# Data lines
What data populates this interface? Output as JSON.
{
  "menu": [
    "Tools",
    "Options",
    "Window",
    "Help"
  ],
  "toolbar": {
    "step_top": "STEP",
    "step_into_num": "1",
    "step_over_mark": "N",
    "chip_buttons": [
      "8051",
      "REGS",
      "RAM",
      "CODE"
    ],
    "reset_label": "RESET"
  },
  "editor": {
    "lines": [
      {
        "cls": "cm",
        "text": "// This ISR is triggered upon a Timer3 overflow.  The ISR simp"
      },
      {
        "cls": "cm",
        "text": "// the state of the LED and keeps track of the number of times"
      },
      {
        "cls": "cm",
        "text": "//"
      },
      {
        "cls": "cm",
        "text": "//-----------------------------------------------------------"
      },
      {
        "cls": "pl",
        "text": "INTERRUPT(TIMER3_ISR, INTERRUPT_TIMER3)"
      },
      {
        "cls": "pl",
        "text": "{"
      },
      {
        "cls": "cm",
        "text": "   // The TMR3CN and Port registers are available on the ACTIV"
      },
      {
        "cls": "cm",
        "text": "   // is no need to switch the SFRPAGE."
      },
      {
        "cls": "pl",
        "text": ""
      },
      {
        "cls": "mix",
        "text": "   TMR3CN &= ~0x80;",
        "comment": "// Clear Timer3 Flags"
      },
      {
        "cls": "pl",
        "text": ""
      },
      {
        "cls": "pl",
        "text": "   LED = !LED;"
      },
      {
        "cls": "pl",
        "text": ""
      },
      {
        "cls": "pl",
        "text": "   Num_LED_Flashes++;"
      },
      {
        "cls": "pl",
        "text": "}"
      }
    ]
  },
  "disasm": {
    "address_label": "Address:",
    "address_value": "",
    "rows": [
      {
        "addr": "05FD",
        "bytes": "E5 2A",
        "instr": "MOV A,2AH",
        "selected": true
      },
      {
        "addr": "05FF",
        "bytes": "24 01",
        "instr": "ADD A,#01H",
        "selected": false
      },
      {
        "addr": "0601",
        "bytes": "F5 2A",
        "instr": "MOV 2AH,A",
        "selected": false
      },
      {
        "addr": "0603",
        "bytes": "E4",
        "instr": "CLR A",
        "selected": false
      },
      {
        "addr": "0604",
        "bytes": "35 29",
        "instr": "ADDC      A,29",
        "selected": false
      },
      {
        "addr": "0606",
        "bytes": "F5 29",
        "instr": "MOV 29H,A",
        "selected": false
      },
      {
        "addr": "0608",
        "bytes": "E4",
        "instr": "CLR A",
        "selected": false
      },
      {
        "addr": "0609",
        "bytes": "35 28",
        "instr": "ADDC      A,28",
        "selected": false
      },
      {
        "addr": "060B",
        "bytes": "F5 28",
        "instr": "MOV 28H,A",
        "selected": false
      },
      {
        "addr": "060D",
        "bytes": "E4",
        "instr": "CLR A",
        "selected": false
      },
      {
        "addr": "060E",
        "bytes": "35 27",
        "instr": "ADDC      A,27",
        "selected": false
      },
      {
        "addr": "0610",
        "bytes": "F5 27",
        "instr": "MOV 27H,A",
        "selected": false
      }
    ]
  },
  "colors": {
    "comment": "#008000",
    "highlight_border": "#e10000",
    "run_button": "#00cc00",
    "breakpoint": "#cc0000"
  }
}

# What you will do
Transcribe every entry exactly.

# Written response
What data populates this interface? Output as JSON.
{
  "menu": [
    "Tools",
    "Options",
    "Window",
    "Help"
  ],
  "toolbar": {
    "step_top": "STEP",
    "step_into_num": "1",
    "step_over_mark": "N",
    "chip_buttons": [
      "8051",
      "REGS",
      "RAM",
      "CODE"
    ],
    "reset_label": "RESET"
  },
  "editor": {
    "lines": [
      {
        "cls": "cm",
        "text": "// This ISR is triggered upon a Timer3 overflow.  The ISR simp"
      },
      {
        "cls": "cm",
        "text": "// the state of the LED and keeps track of the number of times"
      },
      {
        "cls": "cm",
        "text": "//"
      },
      {
        "cls": "cm",
        "text": "//-----------------------------------------------------------"
      },
      {
        "cls": "pl",
        "text": "INTERRUPT(TIMER3_ISR, INTERRUPT_TIMER3)"
      },
      {
        "cls": "pl",
        "text": "{"
      },
      {
        "cls": "cm",
        "text": "   // The TMR3CN and Port registers are available on the ACTIV"
      },
      {
        "cls": "cm",
        "text": "   // is no need to switch the SFRPAGE."
      },
      {
        "cls": "pl",
        "text": ""
      },
      {
        "cls": "mix",
        "text": "   TMR3CN &= ~0x80;",
        "comment": "// Clear Timer3 Flags"
      },
      {
        "cls": "pl",
        "text": ""
      },
      {
        "cls": "pl",
        "text": "   LED = !LED;"
      },
      {
        "cls": "pl",
        "text": ""
      },
      {
        "cls": "pl",
        "text": "   Num_LED_Flashes++;"
      },
      {
        "cls": "pl",
        "text": "}"
      }
    ]
  },
  "disasm": {
    "address_label": "Address:",
    "address_value": "",
    "rows": [
      {
        "addr": "05FD",
        "bytes": "E5 2A",
        "instr": "MOV A,2AH",
        "selected": true
      },
      {
        "addr": "05FF",
        "bytes": "24 01",
        "instr": "ADD A,#01H",
        "selected": false
      },
      {
        "addr": "0601",
        "bytes": "F5 2A",
        "instr": "MOV 2AH,A",
        "selected": false
      },
      {
        "addr": "0603",
        "bytes": "E4",
        "instr": "CLR A",
        "selected": false
      },
      {
        "addr": "0604",
        "bytes": "35 29",
        "instr": "ADDC      A,29",
        "selected": false
      },
      {
        "addr": "0606",
        "bytes": "F5 29",
        "instr": "MOV 29H,A",
        "selected": false
      },
      {
        "addr": "0608",
        "bytes": "E4",
        "instr": "CLR A",
        "selected": false
      },
      {
        "addr": "0609",
        "bytes": "35 28",
        "instr": "ADDC      A,28",
        "selected": false
      },
      {
        "addr": "060B",
        "bytes": "F5 28",
        "instr": "MOV 28H,A",
        "selected": false
      },
      {
        "addr": "060D",
        "bytes": "E4",
        "instr": "CLR A",
        "selected": false
      },
      {
        "addr": "060E",
        "bytes": "35 27",
        "instr": "ADDC      A,27",
        "selected": false
      },
      {
        "addr": "0610",
        "bytes": "F5 27",
        "instr": "MOV 27H,A",
        "selected": false
      }
    ]
  },
  "colors": {
    "comment": "#008000",
    "highlight_border": "#e10000",
    "run_button": "#00cc00",
    "breakpoint": "#cc0000"
  }
}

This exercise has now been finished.